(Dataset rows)
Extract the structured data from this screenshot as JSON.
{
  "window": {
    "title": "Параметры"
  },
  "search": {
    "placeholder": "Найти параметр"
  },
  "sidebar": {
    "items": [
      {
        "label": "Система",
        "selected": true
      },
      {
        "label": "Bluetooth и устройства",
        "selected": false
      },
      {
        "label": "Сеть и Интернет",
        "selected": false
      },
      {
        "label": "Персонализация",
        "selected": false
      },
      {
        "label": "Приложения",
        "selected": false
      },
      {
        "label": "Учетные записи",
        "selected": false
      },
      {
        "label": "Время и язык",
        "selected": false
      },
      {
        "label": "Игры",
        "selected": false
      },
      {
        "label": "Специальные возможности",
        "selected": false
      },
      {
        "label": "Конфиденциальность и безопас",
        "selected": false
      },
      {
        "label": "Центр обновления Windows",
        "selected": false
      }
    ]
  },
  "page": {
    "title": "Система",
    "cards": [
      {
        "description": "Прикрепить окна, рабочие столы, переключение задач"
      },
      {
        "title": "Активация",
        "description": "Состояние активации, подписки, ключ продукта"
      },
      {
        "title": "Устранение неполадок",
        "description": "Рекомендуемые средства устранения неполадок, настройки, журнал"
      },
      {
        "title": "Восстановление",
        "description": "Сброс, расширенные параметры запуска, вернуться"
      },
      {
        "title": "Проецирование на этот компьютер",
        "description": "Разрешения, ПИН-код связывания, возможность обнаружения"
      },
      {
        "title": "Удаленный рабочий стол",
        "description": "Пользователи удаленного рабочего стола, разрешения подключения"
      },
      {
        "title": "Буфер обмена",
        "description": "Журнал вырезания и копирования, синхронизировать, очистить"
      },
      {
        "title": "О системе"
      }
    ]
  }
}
* * *
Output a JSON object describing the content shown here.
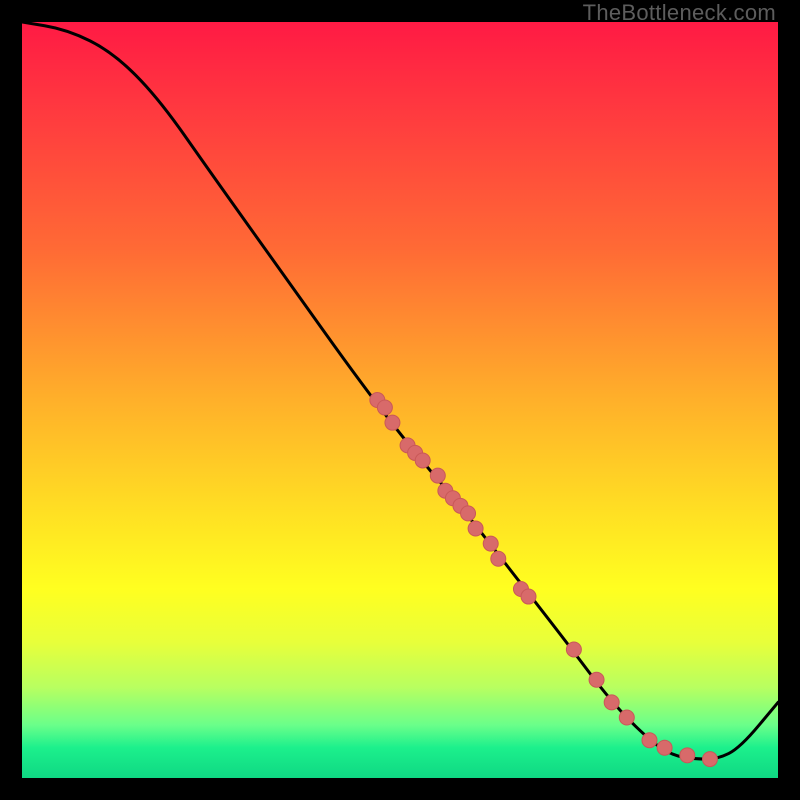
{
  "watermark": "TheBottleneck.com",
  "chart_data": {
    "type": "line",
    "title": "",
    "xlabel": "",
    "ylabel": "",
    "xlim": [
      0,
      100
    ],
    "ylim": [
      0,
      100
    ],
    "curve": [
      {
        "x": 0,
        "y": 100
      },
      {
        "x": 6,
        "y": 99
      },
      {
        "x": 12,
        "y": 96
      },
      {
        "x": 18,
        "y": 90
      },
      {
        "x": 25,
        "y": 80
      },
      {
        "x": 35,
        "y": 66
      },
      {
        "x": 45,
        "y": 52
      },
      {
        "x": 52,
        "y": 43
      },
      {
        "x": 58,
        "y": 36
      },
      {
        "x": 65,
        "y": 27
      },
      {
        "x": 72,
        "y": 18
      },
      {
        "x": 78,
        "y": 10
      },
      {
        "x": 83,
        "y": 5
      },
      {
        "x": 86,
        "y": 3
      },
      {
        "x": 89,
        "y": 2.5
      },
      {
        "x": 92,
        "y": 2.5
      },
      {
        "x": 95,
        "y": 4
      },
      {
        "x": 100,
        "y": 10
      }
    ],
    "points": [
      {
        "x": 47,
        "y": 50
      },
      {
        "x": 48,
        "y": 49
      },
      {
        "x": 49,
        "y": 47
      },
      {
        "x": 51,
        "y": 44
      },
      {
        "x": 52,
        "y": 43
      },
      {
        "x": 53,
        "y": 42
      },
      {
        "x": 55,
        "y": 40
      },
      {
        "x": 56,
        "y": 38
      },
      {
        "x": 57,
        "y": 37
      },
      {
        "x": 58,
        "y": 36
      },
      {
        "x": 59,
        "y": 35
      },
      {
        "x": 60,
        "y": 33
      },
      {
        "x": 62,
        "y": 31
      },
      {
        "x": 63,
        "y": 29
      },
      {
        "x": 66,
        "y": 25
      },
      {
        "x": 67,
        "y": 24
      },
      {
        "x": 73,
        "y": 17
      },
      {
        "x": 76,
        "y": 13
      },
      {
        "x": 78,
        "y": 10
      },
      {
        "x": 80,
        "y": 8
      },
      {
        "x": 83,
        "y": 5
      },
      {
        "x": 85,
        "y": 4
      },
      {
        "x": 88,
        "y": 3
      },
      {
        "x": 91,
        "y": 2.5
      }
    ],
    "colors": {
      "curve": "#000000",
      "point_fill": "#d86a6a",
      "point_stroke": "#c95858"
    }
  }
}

* PROBLEM REQUIREMENTS:
Locate all lines that include the word "title" and copy them out.

* OUTPUT FOR THIS TASK:
    "title": "Параметры"
    "title": "Система",
        "title": "Активация",
        "title": "Устранение неполадок",
        "title": "Восстановление",
        "title": "Проецирование на этот компьютер",
        "title": "Удаленный рабочий стол",
        "title": "Буфер обмена",
        "title": "О системе"
    "title": "",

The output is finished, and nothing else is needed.